→ TASK GOAL
In the material below, identify each line bearing the word "Ecosystem". Reproduce those lines.

→ DATA SUPPLIED
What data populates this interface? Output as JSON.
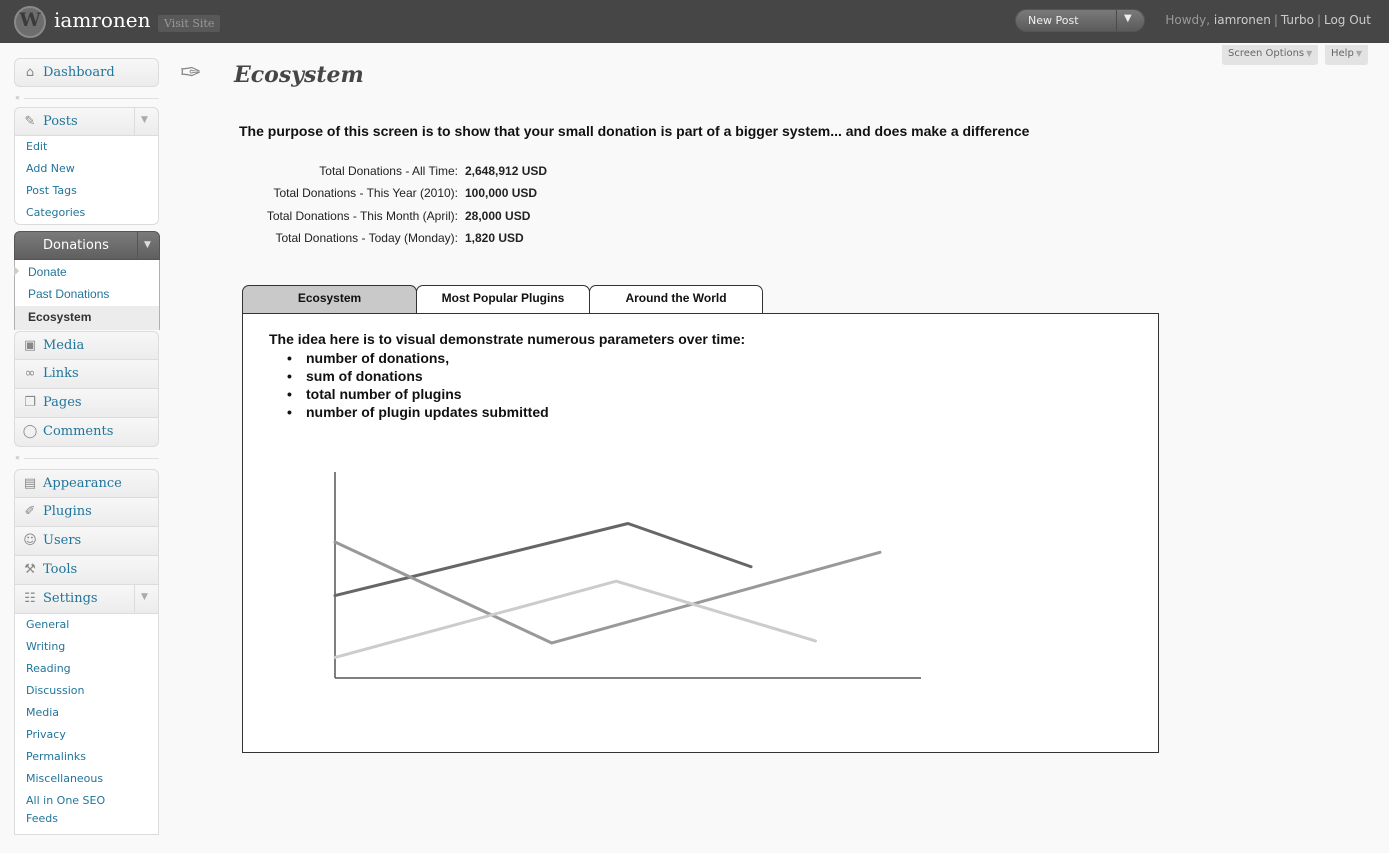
{
  "header": {
    "logo_letter": "W",
    "site_title": "iamronen",
    "visit_site": "Visit Site",
    "new_post": "New Post",
    "howdy": "Howdy,",
    "username": "iamronen",
    "turbo": "Turbo",
    "logout": "Log Out"
  },
  "screen_options": "Screen Options",
  "help": "Help",
  "sidebar": {
    "dashboard": "Dashboard",
    "posts": {
      "label": "Posts",
      "items": [
        "Edit",
        "Add New",
        "Post Tags",
        "Categories"
      ]
    },
    "donations": {
      "label": "Donations",
      "items": [
        "Donate",
        "Past Donations",
        "Ecosystem"
      ]
    },
    "content": [
      "Media",
      "Links",
      "Pages",
      "Comments"
    ],
    "admin": [
      "Appearance",
      "Plugins",
      "Users",
      "Tools"
    ],
    "settings": {
      "label": "Settings",
      "items": [
        "General",
        "Writing",
        "Reading",
        "Discussion",
        "Media",
        "Privacy",
        "Permalinks",
        "Miscellaneous",
        "All in One SEO",
        "Feeds"
      ]
    }
  },
  "page": {
    "title": "Ecosystem",
    "purpose": "The purpose of this screen is to show that your small donation is part of a bigger system... and does make a difference",
    "stats": [
      {
        "label": "Total Donations - All Time:",
        "value": "2,648,912 USD"
      },
      {
        "label": "Total Donations - This Year (2010):",
        "value": "100,000 USD"
      },
      {
        "label": "Total Donations - This Month (April):",
        "value": "28,000 USD"
      },
      {
        "label": "Total Donations - Today (Monday):",
        "value": "1,820 USD"
      }
    ],
    "tabs": [
      "Ecosystem",
      "Most Popular Plugins",
      "Around the World"
    ],
    "idea": "The idea here is to visual demonstrate numerous parameters over time:",
    "parameters": [
      "number of donations,",
      "sum of  donations",
      "total number of plugins",
      "number of plugin updates submitted"
    ]
  },
  "chart_data": {
    "type": "line",
    "xlim": [
      0,
      100
    ],
    "ylim": [
      0,
      100
    ],
    "grid": false,
    "legend": "none",
    "series": [
      {
        "color": "#666666",
        "points": [
          [
            0,
            40
          ],
          [
            50,
            75
          ],
          [
            71,
            54
          ]
        ]
      },
      {
        "color": "#999999",
        "points": [
          [
            0,
            66
          ],
          [
            37,
            17
          ],
          [
            93,
            61
          ]
        ]
      },
      {
        "color": "#cccccc",
        "points": [
          [
            0,
            10
          ],
          [
            48,
            47
          ],
          [
            82,
            18
          ]
        ]
      }
    ]
  }
}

→ COMPLETED TASK
        "Ecosystem"
    "title": "Ecosystem",
      "Ecosystem",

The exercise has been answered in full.